<<<<

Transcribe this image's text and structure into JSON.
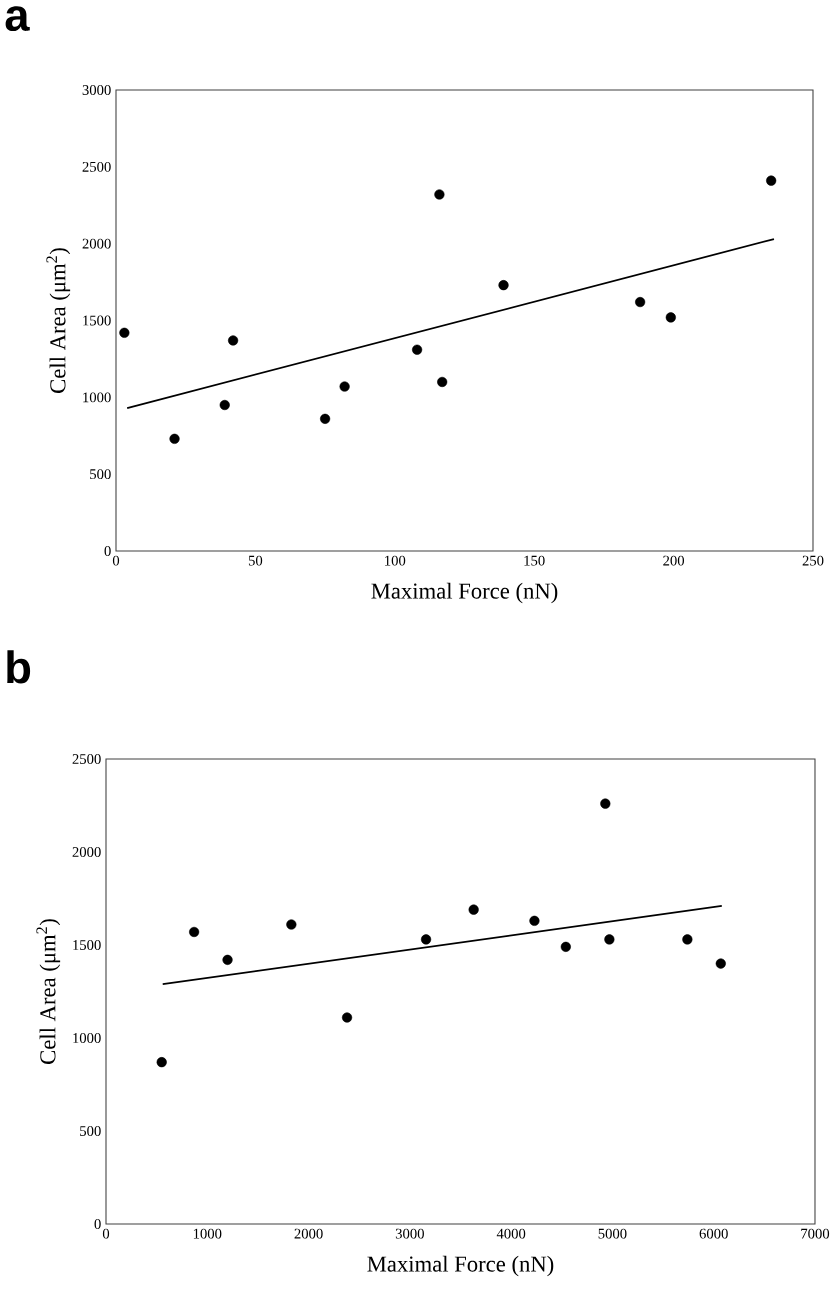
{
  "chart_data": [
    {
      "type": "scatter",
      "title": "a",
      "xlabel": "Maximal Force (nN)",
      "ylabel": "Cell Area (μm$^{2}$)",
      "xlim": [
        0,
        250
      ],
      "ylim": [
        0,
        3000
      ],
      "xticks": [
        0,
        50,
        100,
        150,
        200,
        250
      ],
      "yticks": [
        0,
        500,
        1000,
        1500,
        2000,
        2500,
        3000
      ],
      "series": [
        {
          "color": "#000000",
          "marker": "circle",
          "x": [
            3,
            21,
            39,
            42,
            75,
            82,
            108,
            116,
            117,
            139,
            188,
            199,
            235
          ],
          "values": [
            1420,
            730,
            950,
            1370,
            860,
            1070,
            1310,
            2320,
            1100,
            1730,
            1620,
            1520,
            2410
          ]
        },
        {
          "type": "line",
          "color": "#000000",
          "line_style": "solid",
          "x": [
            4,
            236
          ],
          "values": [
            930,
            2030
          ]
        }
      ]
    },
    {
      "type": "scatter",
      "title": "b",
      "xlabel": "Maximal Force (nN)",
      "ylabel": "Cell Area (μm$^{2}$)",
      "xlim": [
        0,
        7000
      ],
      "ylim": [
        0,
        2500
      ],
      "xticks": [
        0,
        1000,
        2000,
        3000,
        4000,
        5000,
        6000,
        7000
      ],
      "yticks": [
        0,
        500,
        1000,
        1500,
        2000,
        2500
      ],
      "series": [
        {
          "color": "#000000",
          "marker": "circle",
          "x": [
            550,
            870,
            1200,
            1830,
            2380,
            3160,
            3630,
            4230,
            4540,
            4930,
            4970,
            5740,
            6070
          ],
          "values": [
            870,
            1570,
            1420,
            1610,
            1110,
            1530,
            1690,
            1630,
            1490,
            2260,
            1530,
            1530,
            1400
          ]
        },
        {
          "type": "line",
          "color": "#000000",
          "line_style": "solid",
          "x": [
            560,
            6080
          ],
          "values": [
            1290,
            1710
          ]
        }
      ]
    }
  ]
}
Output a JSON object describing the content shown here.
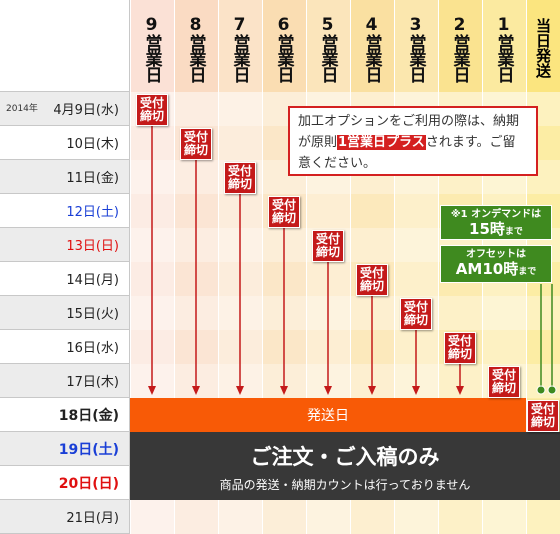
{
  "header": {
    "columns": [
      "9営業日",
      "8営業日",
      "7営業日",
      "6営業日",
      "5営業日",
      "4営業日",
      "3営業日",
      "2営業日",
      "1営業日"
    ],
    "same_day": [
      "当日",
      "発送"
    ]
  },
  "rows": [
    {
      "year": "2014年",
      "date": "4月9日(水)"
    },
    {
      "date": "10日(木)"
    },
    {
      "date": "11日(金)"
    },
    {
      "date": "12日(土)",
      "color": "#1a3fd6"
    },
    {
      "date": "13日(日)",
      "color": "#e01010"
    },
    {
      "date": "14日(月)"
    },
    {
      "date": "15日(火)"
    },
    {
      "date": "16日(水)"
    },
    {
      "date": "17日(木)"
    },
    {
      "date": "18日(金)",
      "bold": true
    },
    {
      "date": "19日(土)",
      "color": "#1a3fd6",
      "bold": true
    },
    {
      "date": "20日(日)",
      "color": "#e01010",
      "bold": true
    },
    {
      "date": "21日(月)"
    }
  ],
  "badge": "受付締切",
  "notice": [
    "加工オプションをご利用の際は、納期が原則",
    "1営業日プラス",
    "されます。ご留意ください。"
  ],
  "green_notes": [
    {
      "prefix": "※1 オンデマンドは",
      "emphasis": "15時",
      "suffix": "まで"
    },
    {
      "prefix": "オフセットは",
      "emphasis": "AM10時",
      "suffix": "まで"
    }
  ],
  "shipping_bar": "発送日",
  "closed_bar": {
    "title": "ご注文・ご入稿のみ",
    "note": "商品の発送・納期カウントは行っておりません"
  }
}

>>>>

**To do**
The data above needs to be retyped exactly, with the images left out.

**The completed task**
Transcribe this image's text and structure into JSON.
{
  "chart_data": [
    {
      "type": "scatter",
      "title": "a",
      "xlabel": "Maximal Force (nN)",
      "ylabel": "Cell Area (μm$^{2}$)",
      "xlim": [
        0,
        250
      ],
      "ylim": [
        0,
        3000
      ],
      "xticks": [
        0,
        50,
        100,
        150,
        200,
        250
      ],
      "yticks": [
        0,
        500,
        1000,
        1500,
        2000,
        2500,
        3000
      ],
      "series": [
        {
          "color": "#000000",
          "marker": "circle",
          "x": [
            3,
            21,
            39,
            42,
            75,
            82,
            108,
            116,
            117,
            139,
            188,
            199,
            235
          ],
          "values": [
            1420,
            730,
            950,
            1370,
            860,
            1070,
            1310,
            2320,
            1100,
            1730,
            1620,
            1520,
            2410
          ]
        },
        {
          "type": "line",
          "color": "#000000",
          "line_style": "solid",
          "x": [
            4,
            236
          ],
          "values": [
            930,
            2030
          ]
        }
      ]
    },
    {
      "type": "scatter",
      "title": "b",
      "xlabel": "Maximal Force (nN)",
      "ylabel": "Cell Area (μm$^{2}$)",
      "xlim": [
        0,
        7000
      ],
      "ylim": [
        0,
        2500
      ],
      "xticks": [
        0,
        1000,
        2000,
        3000,
        4000,
        5000,
        6000,
        7000
      ],
      "yticks": [
        0,
        500,
        1000,
        1500,
        2000,
        2500
      ],
      "series": [
        {
          "color": "#000000",
          "marker": "circle",
          "x": [
            550,
            870,
            1200,
            1830,
            2380,
            3160,
            3630,
            4230,
            4540,
            4930,
            4970,
            5740,
            6070
          ],
          "values": [
            870,
            1570,
            1420,
            1610,
            1110,
            1530,
            1690,
            1630,
            1490,
            2260,
            1530,
            1530,
            1400
          ]
        },
        {
          "type": "line",
          "color": "#000000",
          "line_style": "solid",
          "x": [
            560,
            6080
          ],
          "values": [
            1290,
            1710
          ]
        }
      ]
    }
  ]
}
Output a JSON object describing the content shown here.
{
  "header": {
    "columns": [
      "9営業日",
      "8営業日",
      "7営業日",
      "6営業日",
      "5営業日",
      "4営業日",
      "3営業日",
      "2営業日",
      "1営業日"
    ],
    "same_day": [
      "当日",
      "発送"
    ]
  },
  "rows": [
    {
      "year": "2014年",
      "date": "4月9日(水)"
    },
    {
      "date": "10日(木)"
    },
    {
      "date": "11日(金)"
    },
    {
      "date": "12日(土)",
      "color": "#1a3fd6"
    },
    {
      "date": "13日(日)",
      "color": "#e01010"
    },
    {
      "date": "14日(月)"
    },
    {
      "date": "15日(火)"
    },
    {
      "date": "16日(水)"
    },
    {
      "date": "17日(木)"
    },
    {
      "date": "18日(金)",
      "bold": true
    },
    {
      "date": "19日(土)",
      "color": "#1a3fd6",
      "bold": true
    },
    {
      "date": "20日(日)",
      "color": "#e01010",
      "bold": true
    },
    {
      "date": "21日(月)"
    }
  ],
  "badge": "受付締切",
  "notice": [
    "加工オプションをご利用の際は、納期が原則",
    "1営業日プラス",
    "されます。ご留意ください。"
  ],
  "green_notes": [
    {
      "prefix": "※1 オンデマンドは",
      "emphasis": "15時",
      "suffix": "まで"
    },
    {
      "prefix": "オフセットは",
      "emphasis": "AM10時",
      "suffix": "まで"
    }
  ],
  "shipping_bar": "発送日",
  "closed_bar": {
    "title": "ご注文・ご入稿のみ",
    "note": "商品の発送・納期カウントは行っておりません"
  }
}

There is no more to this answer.